WHAT YOU HAVE TO DO:
State how many lines of the entries hold the string "disabled", and output nothing but that count.

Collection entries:
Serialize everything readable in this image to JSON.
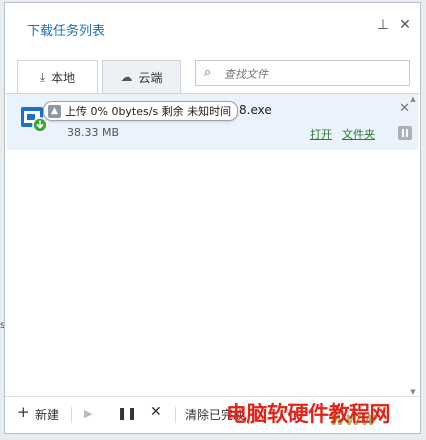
{
  "window": {
    "title": "下载任务列表"
  },
  "titlebar": {
    "pin_icon": "pin-icon",
    "close_icon": "close-icon"
  },
  "tabs": [
    {
      "label": "本地",
      "icon": "download-tray-icon",
      "active": true
    },
    {
      "label": "云端",
      "icon": "cloud-icon",
      "active": false
    }
  ],
  "search": {
    "placeholder": "查找文件",
    "icon": "search-icon"
  },
  "tasks": [
    {
      "name_visible": "8.exe",
      "size": "38.33 MB",
      "status_tooltip": "上传 0% 0bytes/s 剩余 未知时间",
      "actions": {
        "open": "打开",
        "folder": "文件夹"
      },
      "file_icon": "installer-file-icon"
    }
  ],
  "bottombar": {
    "new_label": "新建",
    "clear_label": "清除已完成"
  },
  "watermark": {
    "text": "电脑软硬件教程网",
    "sub": "WWW"
  },
  "edge_char": "s",
  "colors": {
    "title": "#1f6fb8",
    "accent_green": "#2d7a2d",
    "row_bg": "#eaf2fb",
    "watermark": "#e2231a"
  }
}
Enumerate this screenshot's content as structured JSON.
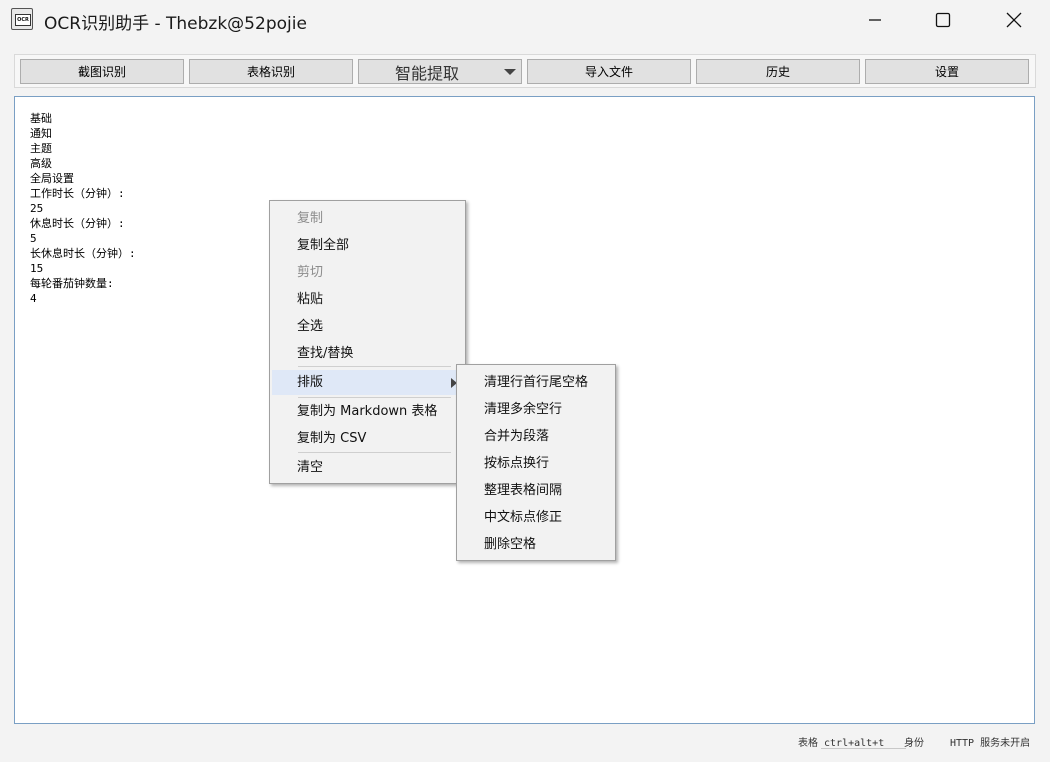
{
  "window": {
    "title": "OCR识别助手 - Thebzk@52pojie",
    "icon_label": "OCR"
  },
  "toolbar": {
    "screenshot_ocr": "截图识别",
    "table_ocr": "表格识别",
    "smart_extract": "智能提取",
    "import_file": "导入文件",
    "history": "历史",
    "settings": "设置"
  },
  "editor": {
    "lines": [
      "基础",
      "通知",
      "主题",
      "高级",
      "全局设置",
      "工作时长（分钟）:",
      "25",
      "休息时长（分钟）:",
      "5",
      "长休息时长（分钟）:",
      "15",
      "每轮番茄钟数量:",
      "4"
    ]
  },
  "context_menu": {
    "copy": "复制",
    "copy_all": "复制全部",
    "cut": "剪切",
    "paste": "粘贴",
    "select_all": "全选",
    "find_replace": "查找/替换",
    "layout": "排版",
    "copy_markdown": "复制为 Markdown 表格",
    "copy_csv": "复制为 CSV",
    "clear": "清空"
  },
  "layout_submenu": {
    "trim_lines": "清理行首行尾空格",
    "remove_blank_lines": "清理多余空行",
    "merge_paragraph": "合并为段落",
    "break_by_punct": "按标点换行",
    "tidy_table_spacing": "整理表格间隔",
    "fix_cn_punct": "中文标点修正",
    "delete_spaces": "删除空格"
  },
  "status": {
    "table_hotkey": "表格 ctrl+alt+t",
    "id_label": "身份",
    "http_status": "HTTP 服务未开启"
  },
  "colors": {
    "accent_border": "#7a9fc4",
    "highlight": "#dfe8f7"
  }
}
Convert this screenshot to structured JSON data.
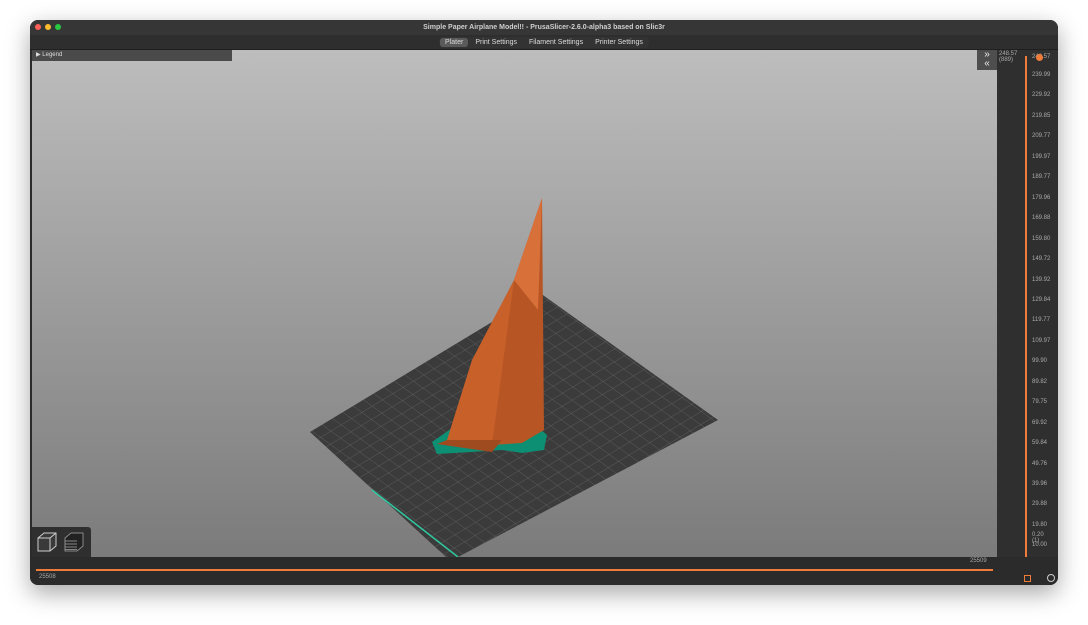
{
  "window": {
    "title": "Simple Paper Airplane Model!! - PrusaSlicer-2.6.0-alpha3 based on Slic3r"
  },
  "tabs": [
    "Plater",
    "Print Settings",
    "Filament Settings",
    "Printer Settings"
  ],
  "legend": {
    "label": "Legend"
  },
  "vertical_slider": {
    "top_value": "248.57",
    "top_layer": "(889)",
    "top_handle_label": "248.57",
    "bottom_value": "0.20",
    "bottom_layer": "(1)",
    "ticks": [
      "239.99",
      "229.92",
      "219.85",
      "209.77",
      "199.97",
      "189.77",
      "179.96",
      "169.88",
      "159.80",
      "149.72",
      "139.92",
      "129.84",
      "119.77",
      "109.97",
      "99.90",
      "89.82",
      "79.75",
      "69.92",
      "59.84",
      "49.76",
      "39.96",
      "29.88",
      "19.80",
      "10.00"
    ]
  },
  "horizontal_slider": {
    "left_value": "25508",
    "right_value": "25509"
  },
  "colors": {
    "accent": "#f07c3a",
    "model": "#c8602a",
    "support": "#0d8f74"
  }
}
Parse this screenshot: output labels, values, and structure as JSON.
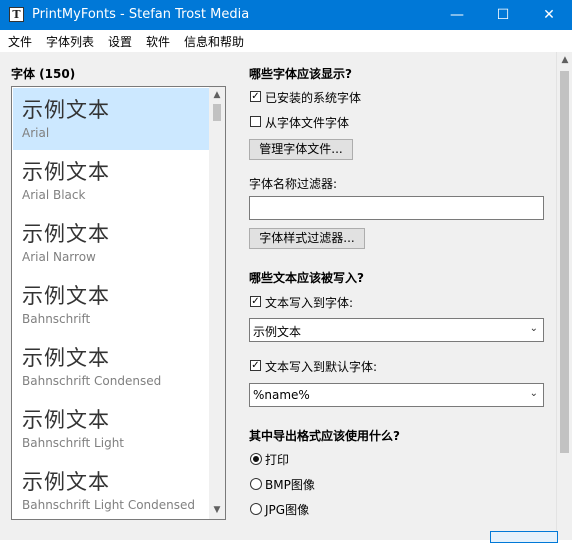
{
  "window": {
    "title": "PrintMyFonts - Stefan Trost Media",
    "app_icon_glyph": "T",
    "controls": {
      "minimize": "—",
      "maximize": "☐",
      "close": "✕"
    }
  },
  "menu": [
    "文件",
    "字体列表",
    "设置",
    "软件",
    "信息和帮助"
  ],
  "font_panel": {
    "header": "字体 (150)",
    "sample_text": "示例文本",
    "items": [
      {
        "name": "Arial",
        "selected": true
      },
      {
        "name": "Arial Black"
      },
      {
        "name": "Arial Narrow"
      },
      {
        "name": "Bahnschrift"
      },
      {
        "name": "Bahnschrift Condensed"
      },
      {
        "name": "Bahnschrift Light"
      },
      {
        "name": "Bahnschrift Light Condensed"
      }
    ]
  },
  "options": {
    "which_fonts_heading": "哪些字体应该显示?",
    "installed_label": "已安装的系统字体",
    "installed_checked": true,
    "from_file_label": "从字体文件字体",
    "from_file_checked": false,
    "manage_button": "管理字体文件...",
    "name_filter_label": "字体名称过滤器:",
    "name_filter_value": "",
    "style_filter_button": "字体样式过滤器...",
    "which_text_heading": "哪些文本应该被写入?",
    "write_text_label": "文本写入到字体:",
    "write_text_checked": true,
    "write_text_value": "示例文本",
    "write_default_label": "文本写入到默认字体:",
    "write_default_checked": true,
    "write_default_value": "%name%",
    "export_heading": "其中导出格式应该使用什么?",
    "formats": [
      {
        "label": "打印",
        "selected": true
      },
      {
        "label": "BMP图像",
        "selected": false
      },
      {
        "label": "JPG图像",
        "selected": false
      }
    ]
  },
  "icons": {
    "check": "✓",
    "chevron_down": "⌄",
    "scroll_up": "▲",
    "scroll_down": "▼"
  }
}
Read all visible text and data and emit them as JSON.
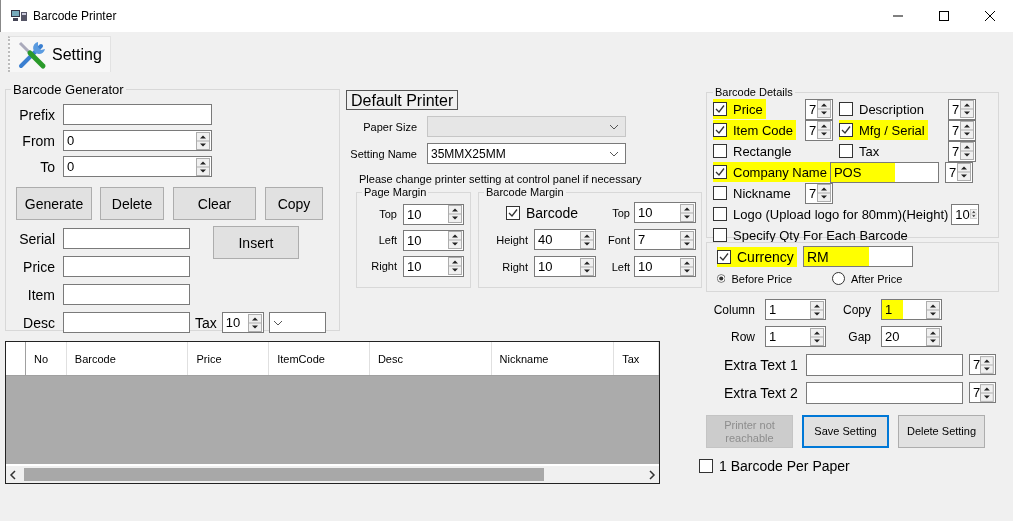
{
  "window": {
    "title": "Barcode Printer"
  },
  "toolbar": {
    "label": "Setting"
  },
  "generator": {
    "title": "Barcode Generator",
    "fields": [
      {
        "label": "Prefix",
        "kind": "text"
      },
      {
        "label": "From",
        "kind": "spin",
        "value": "0"
      },
      {
        "label": "To",
        "kind": "spin",
        "value": "0"
      }
    ],
    "buttons": [
      "Generate",
      "Delete",
      "Clear",
      "Copy"
    ],
    "item_fields": [
      {
        "label": "Serial"
      },
      {
        "label": "Price"
      },
      {
        "label": "Item"
      },
      {
        "label": "Desc"
      }
    ],
    "insert_button": "Insert",
    "tax": {
      "label": "Tax",
      "value": "10"
    }
  },
  "table": {
    "columns": [
      "No",
      "Barcode",
      "Price",
      "ItemCode",
      "Desc",
      "Nickname",
      "Tax"
    ]
  },
  "printer": {
    "title": "Default Printer",
    "paper_size": {
      "label": "Paper Size",
      "disabled": true
    },
    "setting_name": {
      "label": "Setting Name",
      "value": "35MMX25MM",
      "disabled": false
    },
    "note": "Please change printer setting at control panel if necessary",
    "page_margin": {
      "title": "Page Margin",
      "fields": [
        {
          "label": "Top",
          "value": "10"
        },
        {
          "label": "Left",
          "value": "10"
        },
        {
          "label": "Right",
          "value": "10"
        }
      ]
    },
    "barcode_margin": {
      "title": "Barcode Margin",
      "cells": [
        {
          "kind": "check",
          "label": "Barcode",
          "checked": true
        },
        {
          "kind": "spin",
          "label": "Top",
          "value": "10"
        },
        {
          "kind": "spin",
          "label": "Height",
          "value": "40"
        },
        {
          "kind": "spin",
          "label": "Font",
          "value": "7"
        },
        {
          "kind": "spin",
          "label": "Right",
          "value": "10"
        },
        {
          "kind": "spin",
          "label": "Left",
          "value": "10"
        }
      ]
    }
  },
  "details": {
    "title": "Barcode Details",
    "rows": [
      [
        {
          "kind": "check",
          "label": "Price",
          "checked": true,
          "highlighted": true
        },
        {
          "kind": "spin",
          "value": "7"
        },
        {
          "kind": "check",
          "label": "Description",
          "checked": false,
          "highlighted": false
        },
        {
          "kind": "spin",
          "value": "7"
        }
      ],
      [
        {
          "kind": "check",
          "label": "Item Code",
          "checked": true,
          "highlighted": true
        },
        {
          "kind": "spin",
          "value": "7"
        },
        {
          "kind": "check",
          "label": "Mfg / Serial",
          "checked": true,
          "highlighted": true
        },
        {
          "kind": "spin",
          "value": "7"
        }
      ],
      [
        {
          "kind": "check",
          "label": "Rectangle",
          "checked": false,
          "highlighted": false
        },
        {
          "kind": "gap"
        },
        {
          "kind": "check",
          "label": "Tax",
          "checked": false,
          "highlighted": false
        },
        {
          "kind": "spin",
          "value": "7"
        }
      ],
      [
        {
          "kind": "check",
          "label": "Company Name",
          "checked": true,
          "highlighted": true
        },
        {
          "kind": "text",
          "value": "POS",
          "highlighted": true
        },
        {
          "kind": "spin",
          "value": "7"
        }
      ],
      [
        {
          "kind": "check",
          "label": "Nickname",
          "checked": false,
          "highlighted": false
        },
        {
          "kind": "spin",
          "value": "7"
        }
      ],
      [
        {
          "kind": "check",
          "label": "Logo (Upload logo for 80mm)(Height)",
          "checked": false,
          "highlighted": false
        },
        {
          "kind": "spin",
          "value": "10"
        }
      ],
      [
        {
          "kind": "check",
          "label": "Specify Qty For Each  Barcode",
          "checked": false,
          "highlighted": false
        }
      ]
    ]
  },
  "currency": {
    "check": {
      "label": "Currency",
      "checked": true,
      "highlighted": true
    },
    "value": "RM",
    "value_highlighted": true,
    "radios": [
      {
        "label": "Before Price",
        "selected": true
      },
      {
        "label": "After Price",
        "selected": false
      }
    ]
  },
  "layout_fields": [
    {
      "label": "Column",
      "value": "1",
      "highlighted": false
    },
    {
      "label": "Copy",
      "value": "1",
      "highlighted": true
    },
    {
      "label": "Row",
      "value": "1",
      "highlighted": false
    },
    {
      "label": "Gap",
      "value": "20",
      "highlighted": false
    }
  ],
  "extra_texts": [
    {
      "label": "Extra Text 1",
      "size": "7"
    },
    {
      "label": "Extra Text 2",
      "size": "7"
    }
  ],
  "actions": [
    {
      "label": "Printer not reachable",
      "disabled": true,
      "focused": false
    },
    {
      "label": "Save Setting",
      "disabled": false,
      "focused": true
    },
    {
      "label": "Delete Setting",
      "disabled": false,
      "focused": false
    }
  ],
  "per_paper": {
    "label": "1 Barcode Per Paper",
    "checked": false
  }
}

ANSWER TO THE TASK:
5